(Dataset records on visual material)

>>>>>

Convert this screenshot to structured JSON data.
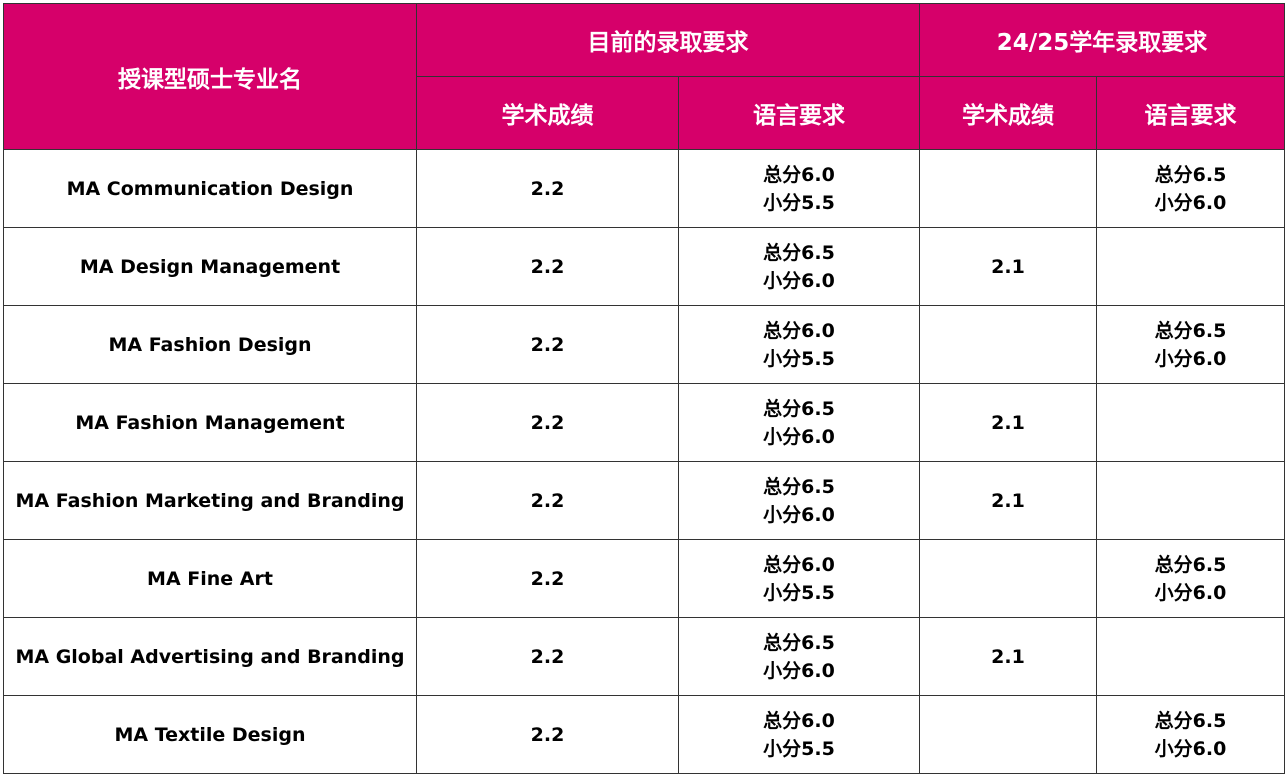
{
  "header": {
    "program_name": "授课型硕士专业名",
    "current_group": "目前的录取要求",
    "future_group": "24/25学年录取要求",
    "current_academic": "学术成绩",
    "current_language": "语言要求",
    "future_academic": "学术成绩",
    "future_language": "语言要求"
  },
  "rows": [
    {
      "program": "MA Communication Design",
      "current_academic": "2.2",
      "current_language": [
        "总分6.0",
        "小分5.5"
      ],
      "future_academic": "",
      "future_language": [
        "总分6.5",
        "小分6.0"
      ]
    },
    {
      "program": "MA Design Management",
      "current_academic": "2.2",
      "current_language": [
        "总分6.5",
        "小分6.0"
      ],
      "future_academic": "2.1",
      "future_language": [
        "",
        ""
      ]
    },
    {
      "program": "MA Fashion Design",
      "current_academic": "2.2",
      "current_language": [
        "总分6.0",
        "小分5.5"
      ],
      "future_academic": "",
      "future_language": [
        "总分6.5",
        "小分6.0"
      ]
    },
    {
      "program": "MA Fashion Management",
      "current_academic": "2.2",
      "current_language": [
        "总分6.5",
        "小分6.0"
      ],
      "future_academic": "2.1",
      "future_language": [
        "",
        ""
      ]
    },
    {
      "program": "MA Fashion Marketing and Branding",
      "current_academic": "2.2",
      "current_language": [
        "总分6.5",
        "小分6.0"
      ],
      "future_academic": "2.1",
      "future_language": [
        "",
        ""
      ]
    },
    {
      "program": "MA Fine Art",
      "current_academic": "2.2",
      "current_language": [
        "总分6.0",
        "小分5.5"
      ],
      "future_academic": "",
      "future_language": [
        "总分6.5",
        "小分6.0"
      ]
    },
    {
      "program": "MA Global Advertising and Branding",
      "current_academic": "2.2",
      "current_language": [
        "总分6.5",
        "小分6.0"
      ],
      "future_academic": "2.1",
      "future_language": [
        "",
        ""
      ]
    },
    {
      "program": "MA Textile Design",
      "current_academic": "2.2",
      "current_language": [
        "总分6.0",
        "小分5.5"
      ],
      "future_academic": "",
      "future_language": [
        "总分6.5",
        "小分6.0"
      ]
    }
  ]
}
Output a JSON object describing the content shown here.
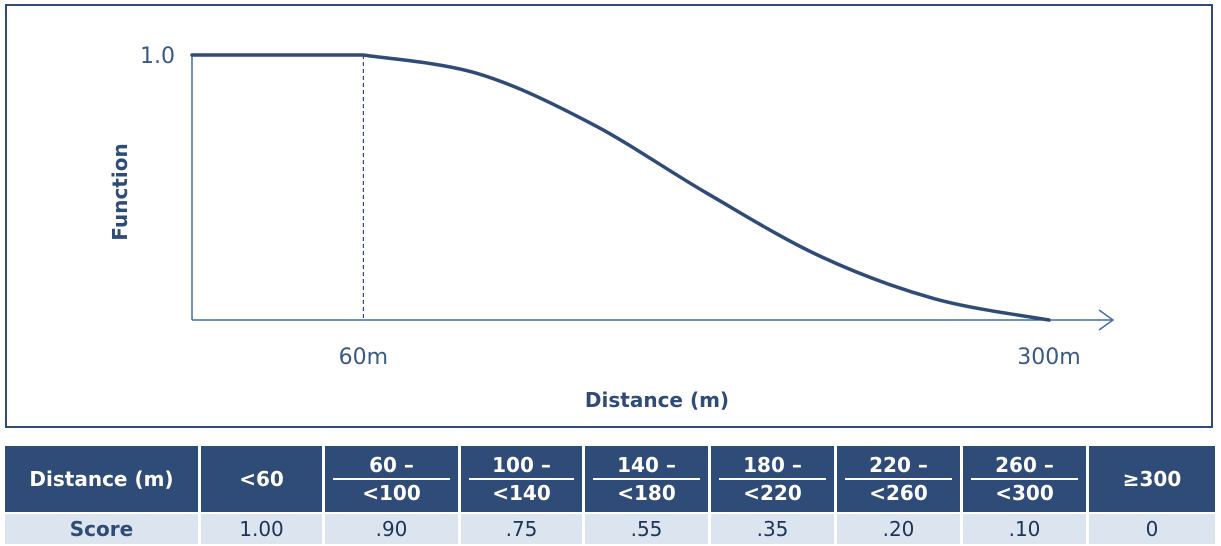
{
  "chart_data": {
    "type": "line",
    "xlabel": "Distance (m)",
    "ylabel": "Function",
    "x_ticks": [
      {
        "value": 60,
        "label": "60m"
      },
      {
        "value": 300,
        "label": "300m"
      }
    ],
    "y_ticks": [
      {
        "value": 1.0,
        "label": "1.0"
      }
    ],
    "xlim": [
      0,
      300
    ],
    "ylim": [
      0,
      1.0
    ],
    "reference_lines": [
      {
        "x": 60,
        "style": "dashed"
      }
    ],
    "series": [
      {
        "x": [
          0,
          60,
          100,
          140,
          180,
          220,
          260,
          300
        ],
        "y": [
          1.0,
          1.0,
          0.93,
          0.74,
          0.48,
          0.24,
          0.08,
          0.0
        ]
      }
    ],
    "grid": false,
    "colors": {
      "line": "#2f4b77",
      "axis": "#3f6ea8"
    }
  },
  "table": {
    "header_label": "Distance (m)",
    "row_label": "Score",
    "columns": [
      {
        "range_top": "<60",
        "range_bottom": "",
        "score": "1.00"
      },
      {
        "range_top": "60 –",
        "range_bottom": "<100",
        "score": ".90"
      },
      {
        "range_top": "100 –",
        "range_bottom": "<140",
        "score": ".75"
      },
      {
        "range_top": "140 –",
        "range_bottom": "<180",
        "score": ".55"
      },
      {
        "range_top": "180 –",
        "range_bottom": "<220",
        "score": ".35"
      },
      {
        "range_top": "220 –",
        "range_bottom": "<260",
        "score": ".20"
      },
      {
        "range_top": "260 –",
        "range_bottom": "<300",
        "score": ".10"
      },
      {
        "range_top": "≥300",
        "range_bottom": "",
        "score": "0"
      }
    ],
    "colors": {
      "header_bg": "#2f4b77",
      "row_bg": "#dce4f0"
    }
  }
}
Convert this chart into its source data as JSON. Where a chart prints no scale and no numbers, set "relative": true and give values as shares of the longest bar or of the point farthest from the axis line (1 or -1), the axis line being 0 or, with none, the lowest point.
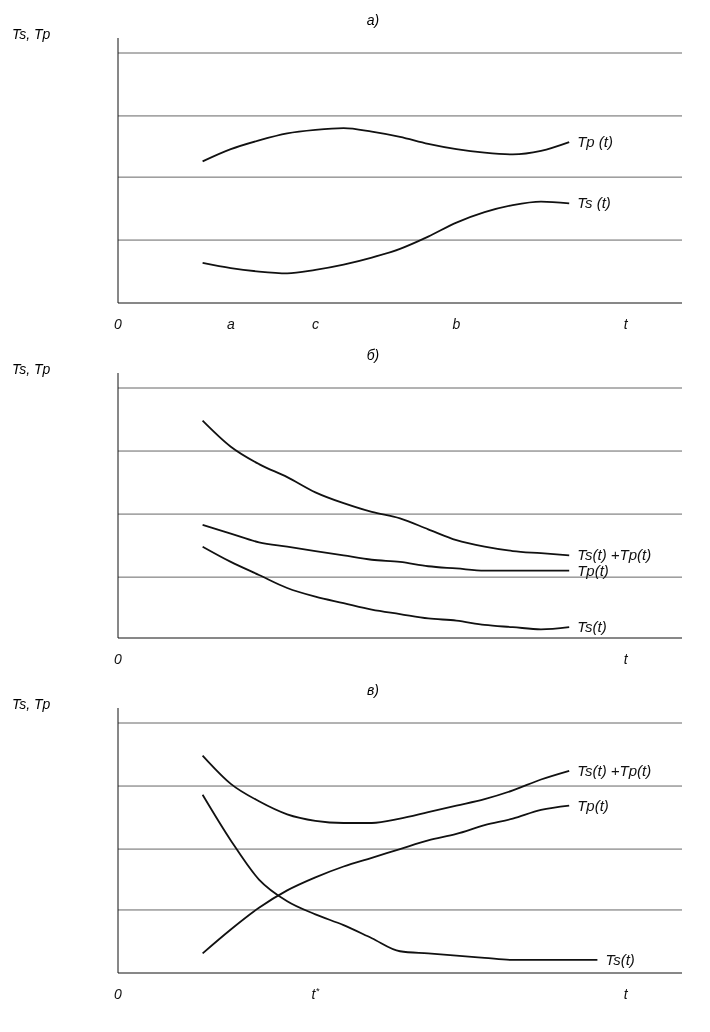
{
  "chart_data": [
    {
      "type": "line",
      "title": "а)",
      "ylabel": "Ts, Tp",
      "relative": true,
      "marker": "none",
      "line_style": "solid",
      "categories": [
        "0",
        null,
        null,
        null,
        "a",
        null,
        null,
        "c",
        null,
        null,
        null,
        null,
        "b",
        null,
        null,
        null,
        null,
        null,
        "t",
        null,
        null
      ],
      "series": [
        {
          "name": "Tp (t)",
          "color": "#111111",
          "values": [
            null,
            null,
            null,
            0.81,
            0.88,
            0.93,
            0.97,
            0.99,
            1,
            0.98,
            0.95,
            0.91,
            0.88,
            0.86,
            0.85,
            0.87,
            0.92,
            null,
            null,
            null,
            null
          ]
        },
        {
          "name": "Ts (t)",
          "color": "#111111",
          "values": [
            null,
            null,
            null,
            0.23,
            0.2,
            0.18,
            0.17,
            0.19,
            0.22,
            0.26,
            0.31,
            0.38,
            0.46,
            0.52,
            0.56,
            0.58,
            0.57,
            null,
            null,
            null,
            null
          ]
        }
      ],
      "ref_lines": [
        {
          "axis": "y",
          "value": 1.43,
          "color": "#666666"
        },
        {
          "axis": "y",
          "value": 1.07,
          "color": "#666666"
        },
        {
          "axis": "y",
          "value": 0.72,
          "color": "#666666"
        },
        {
          "axis": "y",
          "value": 0.36,
          "color": "#666666"
        }
      ]
    },
    {
      "type": "line",
      "title": "б)",
      "ylabel": "Ts, Tp",
      "relative": true,
      "marker": "none",
      "line_style": "solid",
      "categories": [
        "0",
        null,
        null,
        null,
        null,
        null,
        null,
        null,
        null,
        null,
        null,
        null,
        null,
        null,
        null,
        null,
        null,
        null,
        "t",
        null,
        null
      ],
      "series": [
        {
          "name": "Ts(t) +Tp(t)",
          "color": "#111111",
          "values": [
            null,
            null,
            null,
            1,
            0.88,
            0.8,
            0.74,
            0.67,
            0.62,
            0.58,
            0.55,
            0.5,
            0.45,
            0.42,
            0.4,
            0.39,
            0.38,
            null,
            null,
            null,
            null
          ]
        },
        {
          "name": "Tp(t)",
          "color": "#111111",
          "values": [
            null,
            null,
            null,
            0.52,
            0.48,
            0.44,
            0.42,
            0.4,
            0.38,
            0.36,
            0.35,
            0.33,
            0.32,
            0.31,
            0.31,
            0.31,
            0.31,
            null,
            null,
            null,
            null
          ]
        },
        {
          "name": "Ts(t)",
          "color": "#111111",
          "values": [
            null,
            null,
            null,
            0.42,
            0.35,
            0.29,
            0.23,
            0.19,
            0.16,
            0.13,
            0.11,
            0.09,
            0.08,
            0.06,
            0.05,
            0.04,
            0.05,
            null,
            null,
            null,
            null
          ]
        }
      ],
      "ref_lines": [
        {
          "axis": "y",
          "value": 1.15,
          "color": "#666666"
        },
        {
          "axis": "y",
          "value": 0.86,
          "color": "#666666"
        },
        {
          "axis": "y",
          "value": 0.57,
          "color": "#666666"
        },
        {
          "axis": "y",
          "value": 0.28,
          "color": "#666666"
        }
      ]
    },
    {
      "type": "line",
      "title": "в)",
      "ylabel": "Ts, Tp",
      "relative": true,
      "marker": "none",
      "line_style": "solid",
      "categories": [
        "0",
        null,
        null,
        null,
        null,
        null,
        null,
        "t$^{*}$",
        null,
        null,
        null,
        null,
        null,
        null,
        null,
        null,
        null,
        null,
        "t",
        null,
        null
      ],
      "series": [
        {
          "name": "Ts(t) +Tp(t)",
          "color": "#111111",
          "values": [
            null,
            null,
            null,
            1,
            0.87,
            0.79,
            0.73,
            0.7,
            0.69,
            0.69,
            0.71,
            0.74,
            0.77,
            0.8,
            0.84,
            0.89,
            0.93,
            null,
            null,
            null,
            null
          ]
        },
        {
          "name": "Tp(t)",
          "color": "#111111",
          "values": [
            null,
            null,
            null,
            0.09,
            0.2,
            0.3,
            0.38,
            0.44,
            0.49,
            0.53,
            0.57,
            0.61,
            0.64,
            0.68,
            0.71,
            0.75,
            0.77,
            null,
            null,
            null,
            null
          ]
        },
        {
          "name": "Ts(t)",
          "color": "#111111",
          "values": [
            null,
            null,
            null,
            0.82,
            0.61,
            0.43,
            0.33,
            0.27,
            0.22,
            0.16,
            0.1,
            0.09,
            0.08,
            0.07,
            0.06,
            0.06,
            0.06,
            0.06,
            null,
            null,
            null
          ]
        }
      ],
      "ref_lines": [
        {
          "axis": "y",
          "value": 1.15,
          "color": "#666666"
        },
        {
          "axis": "y",
          "value": 0.86,
          "color": "#666666"
        },
        {
          "axis": "y",
          "value": 0.57,
          "color": "#666666"
        },
        {
          "axis": "y",
          "value": 0.29,
          "color": "#666666"
        }
      ]
    }
  ]
}
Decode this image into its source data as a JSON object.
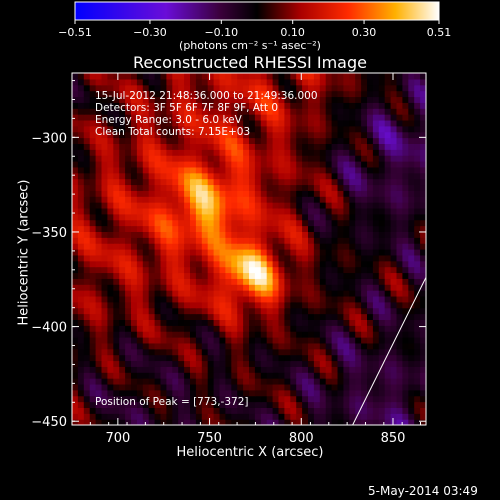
{
  "chart_data": {
    "type": "heatmap",
    "title": "Reconstructed RHESSI Image",
    "xlabel": "Heliocentric X (arcsec)",
    "ylabel": "Heliocentric Y (arcsec)",
    "xlim": [
      675,
      868
    ],
    "ylim": [
      -452,
      -266
    ],
    "xticks": [
      700,
      750,
      800,
      850
    ],
    "yticks": [
      -300,
      -350,
      -400,
      -450
    ],
    "colorbar": {
      "title": "(photons cm⁻² s⁻¹ asec⁻²)",
      "range": [
        -0.51,
        0.51
      ],
      "ticks": [
        -0.51,
        -0.3,
        -0.1,
        0.1,
        0.3,
        0.51
      ],
      "tick_labels": [
        "−0.51",
        "−0.30",
        "−0.10",
        "0.10",
        "0.30",
        "0.51"
      ],
      "colormap": "blue-purple-red-orange-yellow-white"
    },
    "peak": [
      773,
      -372
    ],
    "peak_value": 0.51,
    "limb_line": [
      [
        828,
        -452
      ],
      [
        868,
        -374
      ]
    ],
    "annotations": {
      "info": [
        "15-Jul-2012 21:48:36.000 to 21:49:36.000",
        "Detectors: 3F 5F 6F 7F 8F 9F, Att 0",
        "Energy Range: 3.0 - 6.0 keV",
        "Clean     Total counts: 7.15E+03"
      ],
      "peak_text": "Position of Peak = [773,-372]",
      "timestamp": "5-May-2014 03:49"
    }
  }
}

<<<<<

Goal> Identify lines with the string "Heliocentric". Copy each one.

Solution to this task>
    "xlabel": "Heliocentric X (arcsec)",
    "ylabel": "Heliocentric Y (arcsec)",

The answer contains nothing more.